Write out exactly the lines from the one containing "What text is on this page?" through the last line of the records below, both included, and leave out any pictures.

⁂

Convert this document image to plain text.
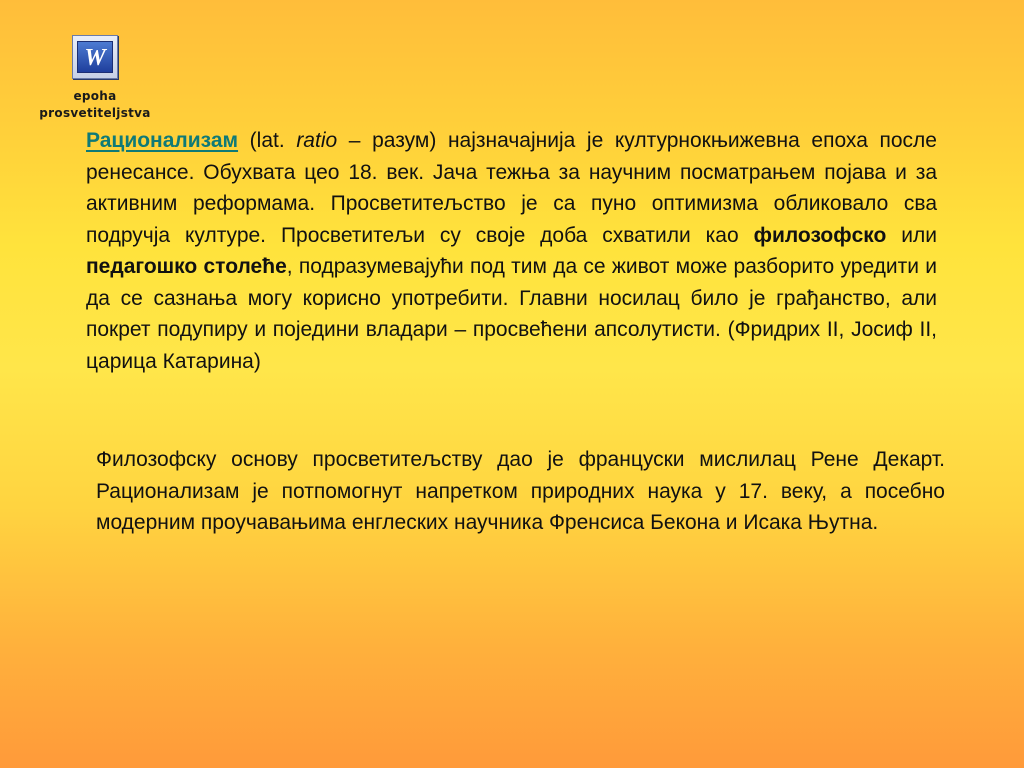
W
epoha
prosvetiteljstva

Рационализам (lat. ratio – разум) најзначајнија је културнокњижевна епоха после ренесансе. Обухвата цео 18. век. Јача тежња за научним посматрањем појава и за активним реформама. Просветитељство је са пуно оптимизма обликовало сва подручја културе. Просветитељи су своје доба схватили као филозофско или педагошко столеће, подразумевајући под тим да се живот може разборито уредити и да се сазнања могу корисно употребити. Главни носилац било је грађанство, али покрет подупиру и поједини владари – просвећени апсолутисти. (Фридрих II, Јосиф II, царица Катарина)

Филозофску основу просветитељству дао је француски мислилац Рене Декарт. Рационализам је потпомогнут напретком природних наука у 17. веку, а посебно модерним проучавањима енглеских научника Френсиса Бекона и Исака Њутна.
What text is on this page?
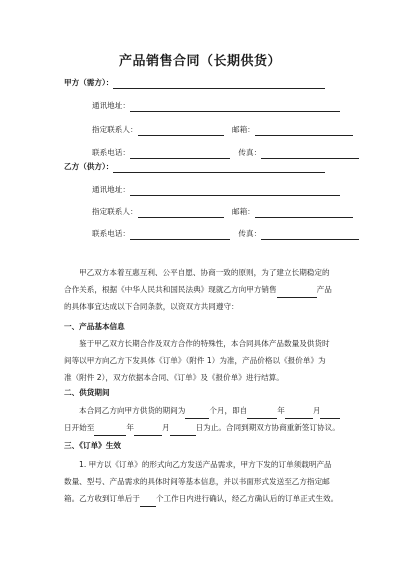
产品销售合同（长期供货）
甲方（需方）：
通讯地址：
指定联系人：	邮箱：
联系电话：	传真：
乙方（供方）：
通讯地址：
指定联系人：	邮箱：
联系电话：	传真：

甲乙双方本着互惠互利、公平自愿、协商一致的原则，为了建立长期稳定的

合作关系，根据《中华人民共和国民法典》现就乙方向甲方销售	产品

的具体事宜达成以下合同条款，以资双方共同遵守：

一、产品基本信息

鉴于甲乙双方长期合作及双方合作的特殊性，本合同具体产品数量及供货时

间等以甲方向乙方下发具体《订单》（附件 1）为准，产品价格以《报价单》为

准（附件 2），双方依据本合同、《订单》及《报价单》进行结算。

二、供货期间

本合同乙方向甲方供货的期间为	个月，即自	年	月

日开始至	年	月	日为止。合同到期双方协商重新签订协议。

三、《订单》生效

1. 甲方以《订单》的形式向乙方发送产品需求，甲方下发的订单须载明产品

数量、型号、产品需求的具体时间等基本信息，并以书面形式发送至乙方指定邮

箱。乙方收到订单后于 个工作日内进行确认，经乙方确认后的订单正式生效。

⁂

_Written solution_.
What text is on this page?
产品销售合同（长期供货）
甲方（需方）：
通讯地址：
指定联系人：	邮箱：
联系电话：	传真：
乙方（供方）：
通讯地址：
指定联系人：	邮箱：
联系电话：	传真：

甲乙双方本着互惠互利、公平自愿、协商一致的原则，为了建立长期稳定的

合作关系，根据《中华人民共和国民法典》现就乙方向甲方销售	产品

的具体事宜达成以下合同条款，以资双方共同遵守：

一、产品基本信息

鉴于甲乙双方长期合作及双方合作的特殊性，本合同具体产品数量及供货时

间等以甲方向乙方下发具体《订单》（附件 1）为准，产品价格以《报价单》为

准（附件 2），双方依据本合同、《订单》及《报价单》进行结算。

二、供货期间

本合同乙方向甲方供货的期间为	个月，即自	年	月

日开始至	年	月	日为止。合同到期双方协商重新签订协议。

三、《订单》生效

1. 甲方以《订单》的形式向乙方发送产品需求，甲方下发的订单须载明产品

数量、型号、产品需求的具体时间等基本信息，并以书面形式发送至乙方指定邮

箱。乙方收到订单后于 个工作日内进行确认，经乙方确认后的订单正式生效。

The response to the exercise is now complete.